### [Exercise]
Here are records with pictures in them. Copy all of them exactly and leave the pictures out.

### [Records to use]
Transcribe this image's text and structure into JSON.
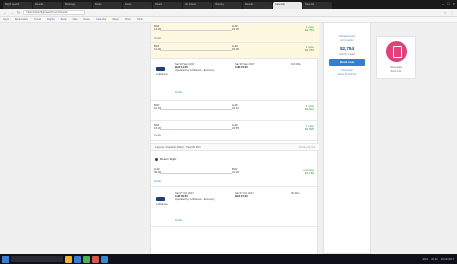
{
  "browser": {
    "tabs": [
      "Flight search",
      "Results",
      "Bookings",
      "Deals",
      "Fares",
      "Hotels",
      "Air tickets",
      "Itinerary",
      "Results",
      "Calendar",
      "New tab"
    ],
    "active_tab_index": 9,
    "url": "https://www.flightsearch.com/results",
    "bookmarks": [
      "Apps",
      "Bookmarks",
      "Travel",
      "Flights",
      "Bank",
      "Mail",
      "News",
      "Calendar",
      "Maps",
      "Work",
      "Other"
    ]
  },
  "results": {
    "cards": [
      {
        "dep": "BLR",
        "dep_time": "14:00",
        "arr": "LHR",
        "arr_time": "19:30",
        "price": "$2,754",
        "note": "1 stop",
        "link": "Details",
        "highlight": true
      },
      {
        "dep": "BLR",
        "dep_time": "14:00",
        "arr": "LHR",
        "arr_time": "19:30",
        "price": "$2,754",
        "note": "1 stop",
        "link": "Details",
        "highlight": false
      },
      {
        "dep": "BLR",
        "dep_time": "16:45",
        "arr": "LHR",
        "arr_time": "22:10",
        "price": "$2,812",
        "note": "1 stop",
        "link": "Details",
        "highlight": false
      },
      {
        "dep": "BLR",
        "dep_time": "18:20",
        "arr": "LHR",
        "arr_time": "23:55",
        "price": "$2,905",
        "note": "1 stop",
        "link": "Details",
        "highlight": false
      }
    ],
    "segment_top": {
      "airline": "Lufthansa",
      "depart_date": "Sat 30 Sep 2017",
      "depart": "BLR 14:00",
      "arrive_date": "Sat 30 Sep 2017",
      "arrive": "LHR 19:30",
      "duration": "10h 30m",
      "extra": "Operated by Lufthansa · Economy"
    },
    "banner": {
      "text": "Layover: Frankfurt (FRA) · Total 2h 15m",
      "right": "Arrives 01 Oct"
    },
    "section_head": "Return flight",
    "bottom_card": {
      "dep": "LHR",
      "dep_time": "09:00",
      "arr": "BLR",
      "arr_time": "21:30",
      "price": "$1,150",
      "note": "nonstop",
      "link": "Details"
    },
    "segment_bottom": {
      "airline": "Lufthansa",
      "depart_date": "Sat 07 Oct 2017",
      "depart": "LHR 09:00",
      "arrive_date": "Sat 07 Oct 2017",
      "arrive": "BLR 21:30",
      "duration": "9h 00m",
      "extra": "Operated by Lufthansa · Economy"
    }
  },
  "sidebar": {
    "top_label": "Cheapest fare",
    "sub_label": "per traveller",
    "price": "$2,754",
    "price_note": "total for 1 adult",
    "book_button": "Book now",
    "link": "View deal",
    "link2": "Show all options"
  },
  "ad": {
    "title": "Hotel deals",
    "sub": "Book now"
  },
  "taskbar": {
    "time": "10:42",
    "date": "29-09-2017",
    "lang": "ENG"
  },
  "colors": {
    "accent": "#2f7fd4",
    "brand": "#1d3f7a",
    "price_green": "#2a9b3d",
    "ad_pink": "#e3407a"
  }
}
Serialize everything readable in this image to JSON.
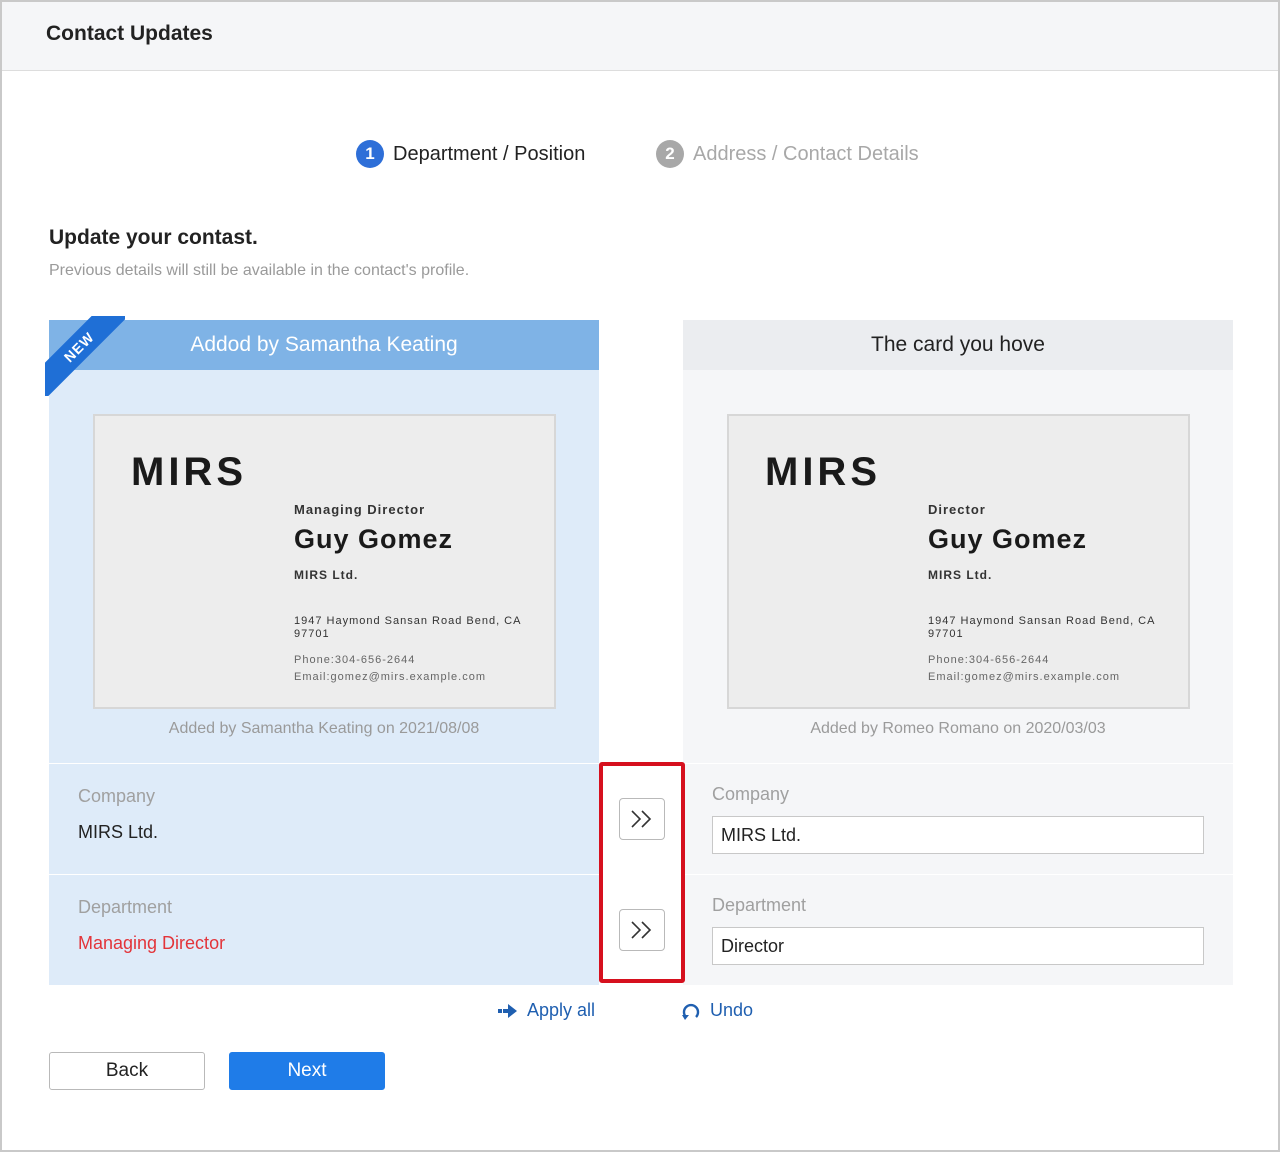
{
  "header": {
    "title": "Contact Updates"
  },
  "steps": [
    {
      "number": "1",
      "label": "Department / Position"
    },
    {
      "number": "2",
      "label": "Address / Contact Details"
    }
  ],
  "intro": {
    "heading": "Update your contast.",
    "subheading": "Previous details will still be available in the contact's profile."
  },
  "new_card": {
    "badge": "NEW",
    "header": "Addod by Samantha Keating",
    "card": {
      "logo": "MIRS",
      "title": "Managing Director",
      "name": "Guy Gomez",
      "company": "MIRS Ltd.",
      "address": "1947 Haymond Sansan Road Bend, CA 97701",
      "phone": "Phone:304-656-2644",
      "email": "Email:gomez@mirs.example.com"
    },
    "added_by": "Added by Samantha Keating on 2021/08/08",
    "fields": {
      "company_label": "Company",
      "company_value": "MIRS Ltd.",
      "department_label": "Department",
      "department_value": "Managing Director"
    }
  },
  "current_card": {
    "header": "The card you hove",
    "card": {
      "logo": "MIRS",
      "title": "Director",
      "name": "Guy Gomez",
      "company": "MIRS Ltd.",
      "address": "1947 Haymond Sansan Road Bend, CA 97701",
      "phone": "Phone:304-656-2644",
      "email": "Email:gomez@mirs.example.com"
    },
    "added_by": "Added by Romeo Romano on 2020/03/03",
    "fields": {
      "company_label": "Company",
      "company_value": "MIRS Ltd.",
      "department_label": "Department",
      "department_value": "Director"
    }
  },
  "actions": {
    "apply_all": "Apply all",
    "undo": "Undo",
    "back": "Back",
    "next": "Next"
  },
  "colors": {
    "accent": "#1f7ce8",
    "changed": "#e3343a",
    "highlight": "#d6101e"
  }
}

### [Correct output]
Transcribe this image's text and structure into JSON.
{
  "browser": {
    "tabs": [
      "Flight search",
      "Results",
      "Bookings",
      "Deals",
      "Fares",
      "Hotels",
      "Air tickets",
      "Itinerary",
      "Results",
      "Calendar",
      "New tab"
    ],
    "active_tab_index": 9,
    "url": "https://www.flightsearch.com/results",
    "bookmarks": [
      "Apps",
      "Bookmarks",
      "Travel",
      "Flights",
      "Bank",
      "Mail",
      "News",
      "Calendar",
      "Maps",
      "Work",
      "Other"
    ]
  },
  "results": {
    "cards": [
      {
        "dep": "BLR",
        "dep_time": "14:00",
        "arr": "LHR",
        "arr_time": "19:30",
        "price": "$2,754",
        "note": "1 stop",
        "link": "Details",
        "highlight": true
      },
      {
        "dep": "BLR",
        "dep_time": "14:00",
        "arr": "LHR",
        "arr_time": "19:30",
        "price": "$2,754",
        "note": "1 stop",
        "link": "Details",
        "highlight": false
      },
      {
        "dep": "BLR",
        "dep_time": "16:45",
        "arr": "LHR",
        "arr_time": "22:10",
        "price": "$2,812",
        "note": "1 stop",
        "link": "Details",
        "highlight": false
      },
      {
        "dep": "BLR",
        "dep_time": "18:20",
        "arr": "LHR",
        "arr_time": "23:55",
        "price": "$2,905",
        "note": "1 stop",
        "link": "Details",
        "highlight": false
      }
    ],
    "segment_top": {
      "airline": "Lufthansa",
      "depart_date": "Sat 30 Sep 2017",
      "depart": "BLR 14:00",
      "arrive_date": "Sat 30 Sep 2017",
      "arrive": "LHR 19:30",
      "duration": "10h 30m",
      "extra": "Operated by Lufthansa · Economy"
    },
    "banner": {
      "text": "Layover: Frankfurt (FRA) · Total 2h 15m",
      "right": "Arrives 01 Oct"
    },
    "section_head": "Return flight",
    "bottom_card": {
      "dep": "LHR",
      "dep_time": "09:00",
      "arr": "BLR",
      "arr_time": "21:30",
      "price": "$1,150",
      "note": "nonstop",
      "link": "Details"
    },
    "segment_bottom": {
      "airline": "Lufthansa",
      "depart_date": "Sat 07 Oct 2017",
      "depart": "LHR 09:00",
      "arrive_date": "Sat 07 Oct 2017",
      "arrive": "BLR 21:30",
      "duration": "9h 00m",
      "extra": "Operated by Lufthansa · Economy"
    }
  },
  "sidebar": {
    "top_label": "Cheapest fare",
    "sub_label": "per traveller",
    "price": "$2,754",
    "price_note": "total for 1 adult",
    "book_button": "Book now",
    "link": "View deal",
    "link2": "Show all options"
  },
  "ad": {
    "title": "Hotel deals",
    "sub": "Book now"
  },
  "taskbar": {
    "time": "10:42",
    "date": "29-09-2017",
    "lang": "ENG"
  },
  "colors": {
    "accent": "#2f7fd4",
    "brand": "#1d3f7a",
    "price_green": "#2a9b3d",
    "ad_pink": "#e3407a"
  }
}
Serialize everything readable in this image to JSON.
{
  "header": {
    "title": "Contact Updates"
  },
  "steps": [
    {
      "number": "1",
      "label": "Department / Position"
    },
    {
      "number": "2",
      "label": "Address / Contact Details"
    }
  ],
  "intro": {
    "heading": "Update your contast.",
    "subheading": "Previous details will still be available in the contact's profile."
  },
  "new_card": {
    "badge": "NEW",
    "header": "Addod by Samantha Keating",
    "card": {
      "logo": "MIRS",
      "title": "Managing Director",
      "name": "Guy Gomez",
      "company": "MIRS Ltd.",
      "address": "1947 Haymond Sansan Road Bend, CA 97701",
      "phone": "Phone:304-656-2644",
      "email": "Email:gomez@mirs.example.com"
    },
    "added_by": "Added by Samantha Keating on 2021/08/08",
    "fields": {
      "company_label": "Company",
      "company_value": "MIRS Ltd.",
      "department_label": "Department",
      "department_value": "Managing Director"
    }
  },
  "current_card": {
    "header": "The card you hove",
    "card": {
      "logo": "MIRS",
      "title": "Director",
      "name": "Guy Gomez",
      "company": "MIRS Ltd.",
      "address": "1947 Haymond Sansan Road Bend, CA 97701",
      "phone": "Phone:304-656-2644",
      "email": "Email:gomez@mirs.example.com"
    },
    "added_by": "Added by Romeo Romano on 2020/03/03",
    "fields": {
      "company_label": "Company",
      "company_value": "MIRS Ltd.",
      "department_label": "Department",
      "department_value": "Director"
    }
  },
  "actions": {
    "apply_all": "Apply all",
    "undo": "Undo",
    "back": "Back",
    "next": "Next"
  },
  "colors": {
    "accent": "#1f7ce8",
    "changed": "#e3343a",
    "highlight": "#d6101e"
  }
}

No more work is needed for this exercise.